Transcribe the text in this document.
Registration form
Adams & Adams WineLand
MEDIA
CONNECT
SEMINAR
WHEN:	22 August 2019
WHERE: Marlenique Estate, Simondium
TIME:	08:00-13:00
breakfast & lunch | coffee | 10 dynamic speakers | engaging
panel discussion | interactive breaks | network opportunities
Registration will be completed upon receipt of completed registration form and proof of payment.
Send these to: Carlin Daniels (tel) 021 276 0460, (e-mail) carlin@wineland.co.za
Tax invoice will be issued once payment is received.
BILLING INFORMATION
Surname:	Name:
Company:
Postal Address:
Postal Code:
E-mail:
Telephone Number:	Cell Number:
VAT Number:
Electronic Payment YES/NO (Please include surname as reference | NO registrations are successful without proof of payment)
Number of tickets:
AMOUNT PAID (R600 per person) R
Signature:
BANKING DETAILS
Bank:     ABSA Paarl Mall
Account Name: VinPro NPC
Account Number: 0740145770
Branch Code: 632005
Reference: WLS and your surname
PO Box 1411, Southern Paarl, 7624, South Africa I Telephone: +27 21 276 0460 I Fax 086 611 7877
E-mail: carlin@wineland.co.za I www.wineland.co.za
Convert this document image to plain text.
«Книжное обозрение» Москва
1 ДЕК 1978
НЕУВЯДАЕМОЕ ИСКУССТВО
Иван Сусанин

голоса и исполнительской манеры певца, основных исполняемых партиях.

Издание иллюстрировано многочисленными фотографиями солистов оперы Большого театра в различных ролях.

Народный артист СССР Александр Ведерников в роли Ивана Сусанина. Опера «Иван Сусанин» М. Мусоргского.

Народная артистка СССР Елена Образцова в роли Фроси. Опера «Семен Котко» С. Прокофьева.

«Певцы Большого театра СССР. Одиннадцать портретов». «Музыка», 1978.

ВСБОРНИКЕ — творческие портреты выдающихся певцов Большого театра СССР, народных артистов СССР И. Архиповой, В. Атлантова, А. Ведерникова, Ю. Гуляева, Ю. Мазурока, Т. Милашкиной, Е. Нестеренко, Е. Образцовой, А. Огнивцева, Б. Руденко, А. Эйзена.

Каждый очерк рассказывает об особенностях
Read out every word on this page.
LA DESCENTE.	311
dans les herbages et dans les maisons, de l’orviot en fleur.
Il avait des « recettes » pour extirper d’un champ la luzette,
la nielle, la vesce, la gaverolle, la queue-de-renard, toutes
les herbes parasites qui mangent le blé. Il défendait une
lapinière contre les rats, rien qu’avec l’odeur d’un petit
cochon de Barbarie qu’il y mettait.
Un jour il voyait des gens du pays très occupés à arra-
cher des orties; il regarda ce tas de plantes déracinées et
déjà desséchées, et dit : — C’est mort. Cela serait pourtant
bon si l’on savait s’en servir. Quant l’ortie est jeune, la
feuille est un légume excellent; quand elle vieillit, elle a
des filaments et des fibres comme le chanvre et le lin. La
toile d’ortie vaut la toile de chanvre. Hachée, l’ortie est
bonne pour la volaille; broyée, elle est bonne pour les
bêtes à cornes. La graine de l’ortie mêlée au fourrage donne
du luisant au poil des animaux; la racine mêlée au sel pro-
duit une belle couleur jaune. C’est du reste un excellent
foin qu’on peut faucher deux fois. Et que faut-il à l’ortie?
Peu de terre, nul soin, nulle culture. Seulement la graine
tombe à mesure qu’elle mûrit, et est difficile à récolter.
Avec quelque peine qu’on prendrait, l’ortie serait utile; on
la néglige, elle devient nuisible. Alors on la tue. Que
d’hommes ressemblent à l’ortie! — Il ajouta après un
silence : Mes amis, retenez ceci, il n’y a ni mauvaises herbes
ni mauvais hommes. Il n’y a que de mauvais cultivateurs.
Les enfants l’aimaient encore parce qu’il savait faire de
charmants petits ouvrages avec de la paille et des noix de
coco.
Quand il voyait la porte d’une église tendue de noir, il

---*---

§ **Your task**
Pick out all the lines with the word "Большого" in them and copy them.

§ **Task result**
Издание иллюстрировано многочисленными фотографиями солистов оперы Большого театра в различных ролях.
«Певцы Большого театра СССР. Одиннадцать портретов». «Музыка», 1978.
ВСБОРНИКЕ — творческие портреты выдающихся певцов Большого театра СССР, народных артистов СССР И. Архиповой, В. Атлантова, А. Ведерникова, Ю. Гуляева, Ю. Мазурока, Т. Милашкиной, Е. Нестеренко, Е. Образцовой, А. Огнивцева, Б. Руденко, А. Эйзена.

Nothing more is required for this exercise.